**Aim**. Work out how many lines of the listing hold "Industry", then state only that count.

····················

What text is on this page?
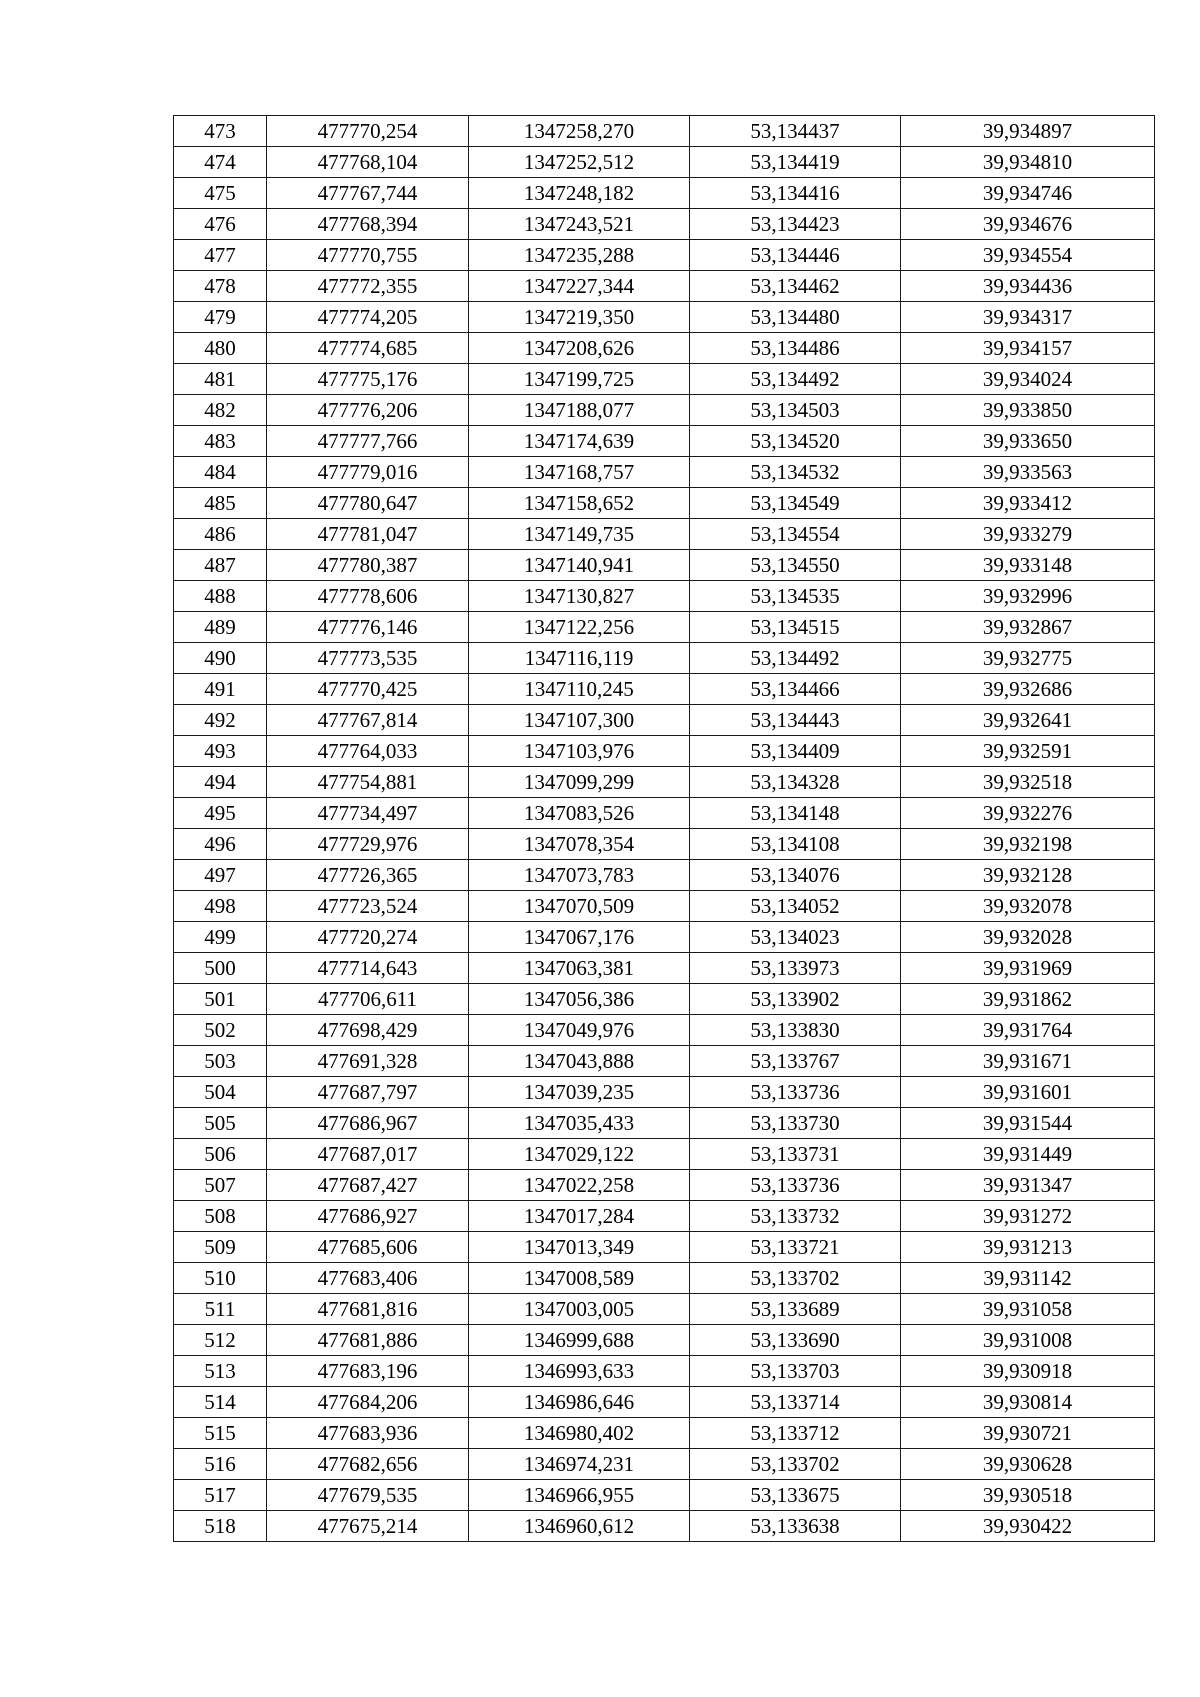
473	477770,254	1347258,270	53,134437	39,934897
474	477768,104	1347252,512	53,134419	39,934810
475	477767,744	1347248,182	53,134416	39,934746
476	477768,394	1347243,521	53,134423	39,934676
477	477770,755	1347235,288	53,134446	39,934554
478	477772,355	1347227,344	53,134462	39,934436
479	477774,205	1347219,350	53,134480	39,934317
480	477774,685	1347208,626	53,134486	39,934157
481	477775,176	1347199,725	53,134492	39,934024
482	477776,206	1347188,077	53,134503	39,933850
483	477777,766	1347174,639	53,134520	39,933650
484	477779,016	1347168,757	53,134532	39,933563
485	477780,647	1347158,652	53,134549	39,933412
486	477781,047	1347149,735	53,134554	39,933279
487	477780,387	1347140,941	53,134550	39,933148
488	477778,606	1347130,827	53,134535	39,932996
489	477776,146	1347122,256	53,134515	39,932867
490	477773,535	1347116,119	53,134492	39,932775
491	477770,425	1347110,245	53,134466	39,932686
492	477767,814	1347107,300	53,134443	39,932641
493	477764,033	1347103,976	53,134409	39,932591
494	477754,881	1347099,299	53,134328	39,932518
495	477734,497	1347083,526	53,134148	39,932276
496	477729,976	1347078,354	53,134108	39,932198
497	477726,365	1347073,783	53,134076	39,932128
498	477723,524	1347070,509	53,134052	39,932078
499	477720,274	1347067,176	53,134023	39,932028
500	477714,643	1347063,381	53,133973	39,931969
501	477706,611	1347056,386	53,133902	39,931862
502	477698,429	1347049,976	53,133830	39,931764
503	477691,328	1347043,888	53,133767	39,931671
504	477687,797	1347039,235	53,133736	39,931601
505	477686,967	1347035,433	53,133730	39,931544
506	477687,017	1347029,122	53,133731	39,931449
507	477687,427	1347022,258	53,133736	39,931347
508	477686,927	1347017,284	53,133732	39,931272
509	477685,606	1347013,349	53,133721	39,931213
510	477683,406	1347008,589	53,133702	39,931142
511	477681,816	1347003,005	53,133689	39,931058
512	477681,886	1346999,688	53,133690	39,931008
513	477683,196	1346993,633	53,133703	39,930918
514	477684,206	1346986,646	53,133714	39,930814
515	477683,936	1346980,402	53,133712	39,930721
516	477682,656	1346974,231	53,133702	39,930628
517	477679,535	1346966,955	53,133675	39,930518
518	477675,214	1346960,612	53,133638	39,930422
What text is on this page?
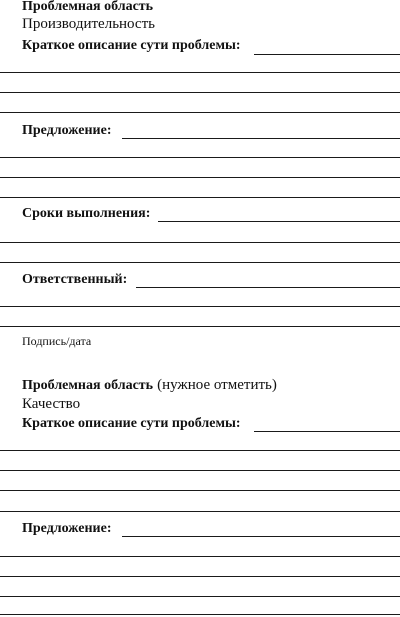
Проблемная область
Производительность
Краткое описание сути проблемы:
Предложение:
Сроки выполнения:
Ответственный:
Подпись/дата
Проблемная область (нужное отметить)
Качество
Краткое описание сути проблемы:
Предложение:
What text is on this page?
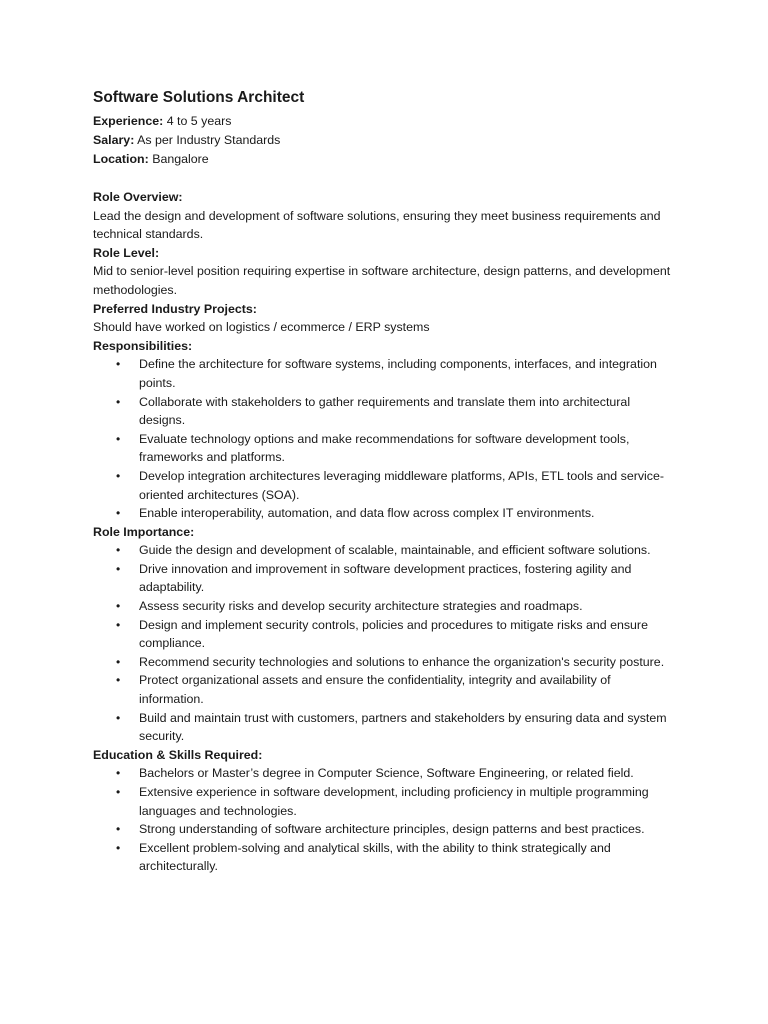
Software Solutions Architect

Experience: 4 to 5 years

Salary: As per Industry Standards

Location: Bangalore

Role Overview:

Lead the design and development of software solutions, ensuring they meet business requirements and technical standards.

Role Level:

Mid to senior-level position requiring expertise in software architecture, design patterns, and development methodologies.

Preferred Industry Projects:

Should have worked on logistics / ecommerce / ERP systems

Responsibilities:

• Define the architecture for software systems, including components, interfaces, and integration points.
• Collaborate with stakeholders to gather requirements and translate them into architectural designs.
• Evaluate technology options and make recommendations for software development tools, frameworks and platforms.
• Develop integration architectures leveraging middleware platforms, APIs, ETL tools and service-oriented architectures (SOA).
• Enable interoperability, automation, and data flow across complex IT environments.

Role Importance:

• Guide the design and development of scalable, maintainable, and efficient software solutions.
• Drive innovation and improvement in software development practices, fostering agility and adaptability.
• Assess security risks and develop security architecture strategies and roadmaps.
• Design and implement security controls, policies and procedures to mitigate risks and ensure compliance.
• Recommend security technologies and solutions to enhance the organization's security posture.
• Protect organizational assets and ensure the confidentiality, integrity and availability of information.
• Build and maintain trust with customers, partners and stakeholders by ensuring data and system security.

Education & Skills Required:

• Bachelors or Master’s degree in Computer Science, Software Engineering, or related field.
• Extensive experience in software development, including proficiency in multiple programming languages and technologies.
• Strong understanding of software architecture principles, design patterns and best practices.
• Excellent problem-solving and analytical skills, with the ability to think strategically and architecturally.
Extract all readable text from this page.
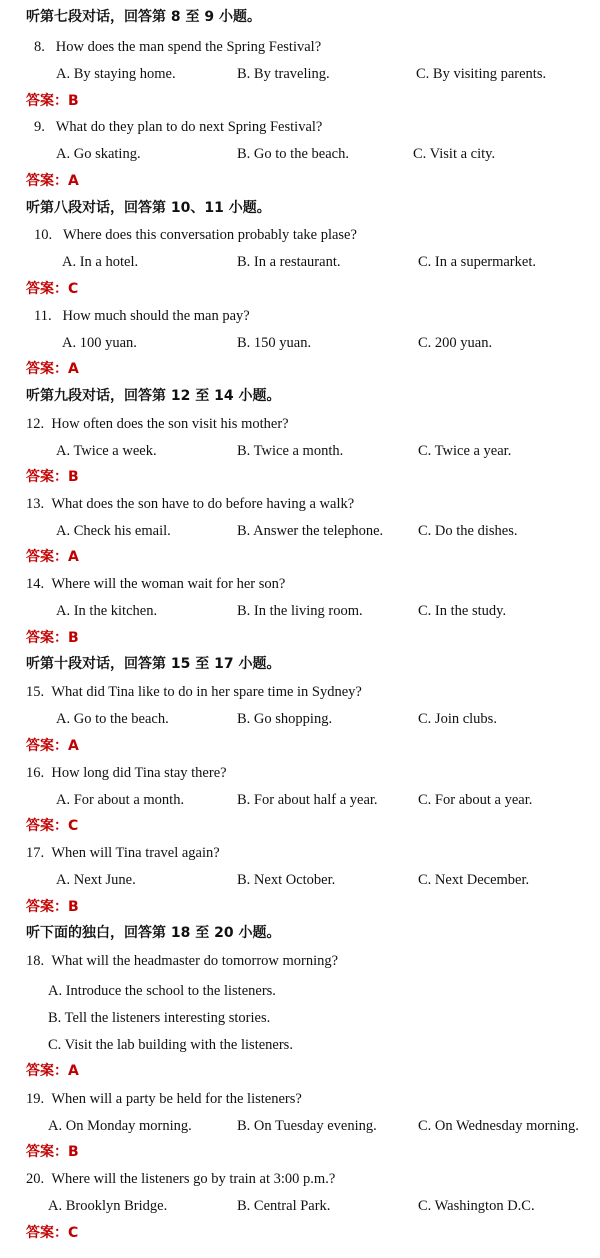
听第七段对话，回答第 8 至 9 小题。
8. How does the man spend the Spring Festival?
A. By staying home.	B. By traveling.	C. By visiting parents.
答案：B
9. What do they plan to do next Spring Festival?
A. Go skating.	B. Go to the beach.	C. Visit a city.
答案：A
听第八段对话，回答第 10、11 小题。
10. Where does this conversation probably take plase?
A. In a hotel.	B. In a restaurant.	C. In a supermarket.
答案：C
11. How much should the man pay?
A. 100 yuan.	B. 150 yuan.	C. 200 yuan.
答案：A
听第九段对话，回答第 12 至 14 小题。
12. How often does the son visit his mother?
A. Twice a week.	B. Twice a month.	C. Twice a year.
答案：B
13. What does the son have to do before having a walk?
A. Check his email.	B. Answer the telephone. C. Do the dishes.
答案：A
14. Where will the woman wait for her son?
A. In the kitchen.	B. In the living room.	C. In the study.
答案：B
听第十段对话，回答第 15 至 17 小题。
15. What did Tina like to do in her spare time in Sydney?
A. Go to the beach.	B. Go shopping.	C. Join clubs.
答案：A
16. How long did Tina stay there?
A. For about a month.	B. For about half a year.	C. For about a year.
答案：C
17. When will Tina travel again?
A. Next June.	B. Next October.	C. Next December.
答案：B
听下面的独白，回答第 18 至 20 小题。
18. What will the headmaster do tomorrow morning?
A. Introduce the school to the listeners.
B. Tell the listeners interesting stories.
C. Visit the lab building with the listeners.
答案：A
19. When will a party be held for the listeners?
A. On Monday morning.	B. On Tuesday evening.	C. On Wednesday morning.
答案：B
20. Where will the listeners go by train at 3:00 p.m.?
A. Brooklyn Bridge.	B. Central Park.	C. Washington D.C.
答案：C
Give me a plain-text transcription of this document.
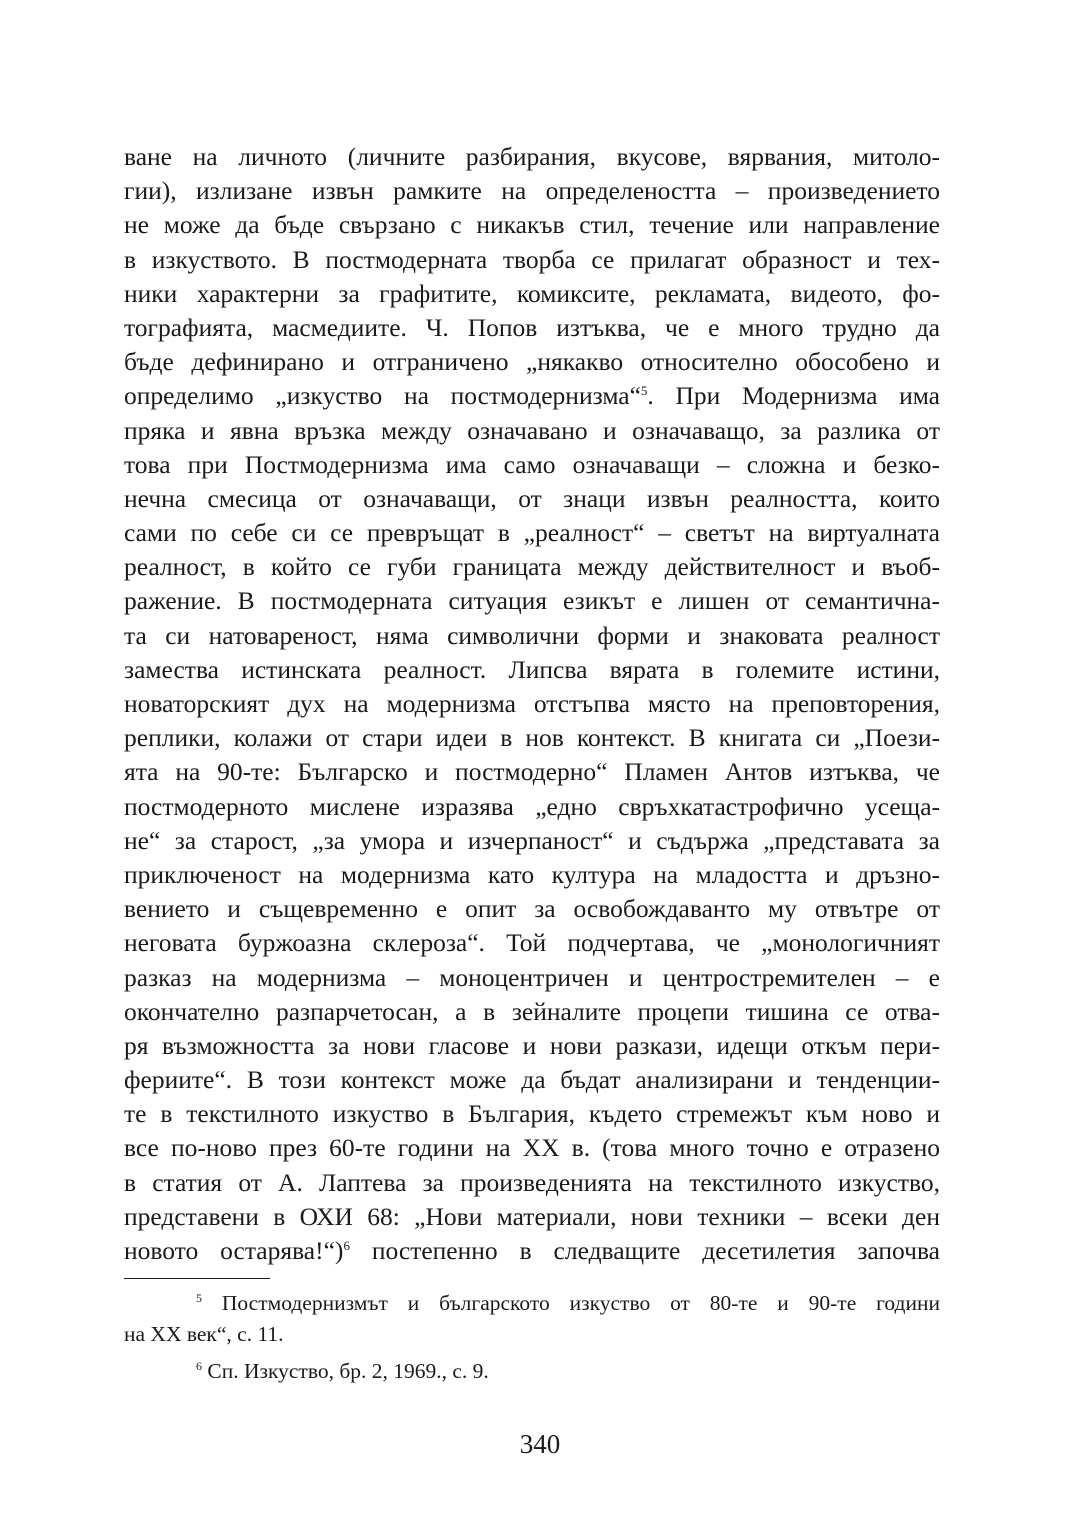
ване на личното (личните разбирания, вкусове, вярвания, митоло-
гии), излизане извън рамките на определеността – произведението
не може да бъде свързано с никакъв стил, течение или направление
в изкуството. В постмодерната творба се прилагат образност и тех-
ники характерни за графитите, комиксите, рекламата, видеото, фо-
тографията, масмедиите. Ч. Попов изтъква, че е много трудно да
бъде дефинирано и отграничено „някакво относително обособено и
определимо „изкуство на постмодернизма“$^5$. При Модернизма има
пряка и явна връзка между означавано и означаващо, за разлика от
това при Постмодернизма има само означаващи – сложна и безко-
нечна смесица от означаващи, от знаци извън реалността, които
сами по себе си се превръщат в „реалност“ – светът на виртуалната
реалност, в който се губи границата между действителност и въоб-
ражение. В постмодерната ситуация езикът е лишен от семантична-
та си натовареност, няма символични форми и знаковата реалност
замества истинската реалност. Липсва вярата в големите истини,
новаторският дух на модернизма отстъпва място на преповторения,
реплики, колажи от стари идеи в нов контекст. В книгата си „Поези-
ята на 90-те: Българско и постмодерно“ Пламен Антов изтъква, че
постмодерното мислене изразява „едно свръхкатастрофично усеща-
не“ за старост, „за умора и изчерпаност“ и съдържа „представата за
приключеност на модернизма като култура на младостта и дръзно-
вението и същевременно е опит за освобождаванто му отвътре от
неговата буржоазна склероза“. Той подчертава, че „монологичният
разказ на модернизма – моноцентричен и центростремителен – е
окончателно разпарчетосан, а в зейналите процепи тишина се отва-
ря възможността за нови гласове и нови разкази, идещи откъм пери-
фериите“. В този контекст може да бъдат анализирани и тенденции-
те в текстилното изкуство в България, където стремежът към ново и
все по-ново през 60-те години на ХХ в. (това много точно е отразено
в статия от А. Лаптева за произведенията на текстилното изкуство,
представени в ОХИ 68: „Нови материали, нови техники – всеки ден
новото остарява!“)$^6$ постепенно в следващите десетилетия започва
$^5$ Постмодернизмът и българското изкуство от 80-те и 90-те години
на ХХ век“, с. 11.
$^6$ Сп. Изкуство, бр. 2, 1969., с. 9.
340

····················

**Exercise solution**. 2